What the task asks: Convert the entries, from their first line through the line containing "candle-body bbox=[254, 180, 258, 187]", into a JSON list of strings with one string per line and blank lines omitted. Include only those lines.

* begin Records for the task *

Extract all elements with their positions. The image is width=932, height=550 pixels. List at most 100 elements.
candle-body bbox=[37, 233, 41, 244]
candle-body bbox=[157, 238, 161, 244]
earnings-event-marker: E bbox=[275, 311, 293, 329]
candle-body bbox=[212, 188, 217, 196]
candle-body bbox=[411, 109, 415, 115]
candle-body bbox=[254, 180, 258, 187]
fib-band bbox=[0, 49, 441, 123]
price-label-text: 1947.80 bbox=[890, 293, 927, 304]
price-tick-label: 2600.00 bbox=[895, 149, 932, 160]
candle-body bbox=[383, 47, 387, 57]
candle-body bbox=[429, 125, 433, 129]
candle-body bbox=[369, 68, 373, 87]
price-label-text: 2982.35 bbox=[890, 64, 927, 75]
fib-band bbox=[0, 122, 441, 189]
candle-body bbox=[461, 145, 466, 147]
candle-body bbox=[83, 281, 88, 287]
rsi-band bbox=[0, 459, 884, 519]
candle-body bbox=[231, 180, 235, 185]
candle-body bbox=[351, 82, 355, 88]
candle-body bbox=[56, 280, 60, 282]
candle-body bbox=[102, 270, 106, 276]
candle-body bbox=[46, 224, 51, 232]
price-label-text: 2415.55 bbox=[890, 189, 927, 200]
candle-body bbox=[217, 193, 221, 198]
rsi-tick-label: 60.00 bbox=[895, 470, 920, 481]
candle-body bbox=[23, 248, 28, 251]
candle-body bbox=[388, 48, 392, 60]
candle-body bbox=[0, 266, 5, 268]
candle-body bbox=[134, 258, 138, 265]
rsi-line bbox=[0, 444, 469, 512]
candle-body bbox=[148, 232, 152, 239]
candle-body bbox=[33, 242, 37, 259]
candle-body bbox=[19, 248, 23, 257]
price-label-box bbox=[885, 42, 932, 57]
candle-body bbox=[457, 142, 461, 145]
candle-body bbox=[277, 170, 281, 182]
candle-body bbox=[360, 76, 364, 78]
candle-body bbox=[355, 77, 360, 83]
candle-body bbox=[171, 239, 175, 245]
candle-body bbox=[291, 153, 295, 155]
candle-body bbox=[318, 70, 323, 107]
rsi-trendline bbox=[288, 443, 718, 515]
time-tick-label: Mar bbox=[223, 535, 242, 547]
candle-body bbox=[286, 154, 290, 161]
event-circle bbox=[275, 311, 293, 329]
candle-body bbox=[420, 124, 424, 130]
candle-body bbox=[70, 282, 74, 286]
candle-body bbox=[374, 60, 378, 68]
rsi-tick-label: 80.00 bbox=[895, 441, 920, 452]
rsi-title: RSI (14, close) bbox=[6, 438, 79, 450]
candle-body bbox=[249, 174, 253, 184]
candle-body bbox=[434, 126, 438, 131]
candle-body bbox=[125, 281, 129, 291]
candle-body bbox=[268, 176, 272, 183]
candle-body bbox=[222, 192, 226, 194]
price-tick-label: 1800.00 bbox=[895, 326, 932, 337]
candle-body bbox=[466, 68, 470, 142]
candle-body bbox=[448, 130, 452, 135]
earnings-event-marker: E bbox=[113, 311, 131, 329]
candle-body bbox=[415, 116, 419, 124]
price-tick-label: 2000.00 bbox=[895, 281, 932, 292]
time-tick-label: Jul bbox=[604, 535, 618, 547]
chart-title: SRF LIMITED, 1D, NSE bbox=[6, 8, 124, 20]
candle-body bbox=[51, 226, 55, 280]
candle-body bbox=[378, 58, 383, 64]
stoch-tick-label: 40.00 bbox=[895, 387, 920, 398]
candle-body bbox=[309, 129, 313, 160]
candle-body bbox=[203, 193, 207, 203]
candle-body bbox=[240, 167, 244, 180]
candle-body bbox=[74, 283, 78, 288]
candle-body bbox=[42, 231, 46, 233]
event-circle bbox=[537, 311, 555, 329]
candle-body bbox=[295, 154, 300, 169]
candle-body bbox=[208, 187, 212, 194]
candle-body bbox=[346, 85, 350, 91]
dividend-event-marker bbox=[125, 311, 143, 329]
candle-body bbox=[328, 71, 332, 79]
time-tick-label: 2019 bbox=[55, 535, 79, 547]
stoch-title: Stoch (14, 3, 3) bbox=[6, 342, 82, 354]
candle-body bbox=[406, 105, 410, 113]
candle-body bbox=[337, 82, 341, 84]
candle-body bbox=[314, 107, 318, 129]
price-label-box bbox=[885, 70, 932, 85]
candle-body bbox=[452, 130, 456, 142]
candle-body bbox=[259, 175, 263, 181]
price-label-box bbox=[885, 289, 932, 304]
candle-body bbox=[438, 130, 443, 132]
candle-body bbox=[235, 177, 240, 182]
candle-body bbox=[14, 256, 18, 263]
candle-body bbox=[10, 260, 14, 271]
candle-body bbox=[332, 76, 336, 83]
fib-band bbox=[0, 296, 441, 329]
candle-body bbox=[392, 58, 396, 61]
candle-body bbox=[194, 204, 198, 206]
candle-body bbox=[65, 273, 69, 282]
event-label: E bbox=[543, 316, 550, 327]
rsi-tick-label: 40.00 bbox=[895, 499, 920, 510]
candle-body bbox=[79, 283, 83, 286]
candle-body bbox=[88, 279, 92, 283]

* end Records for the task *

Finished task:
[
  "Extract all elements with their positions. The image is width=932, height=550 pixels. List at most 100 elements.",
  "candle-body bbox=[37, 233, 41, 244]",
  "candle-body bbox=[157, 238, 161, 244]",
  "earnings-event-marker: E bbox=[275, 311, 293, 329]",
  "candle-body bbox=[212, 188, 217, 196]",
  "candle-body bbox=[411, 109, 415, 115]",
  "candle-body bbox=[254, 180, 258, 187]"
]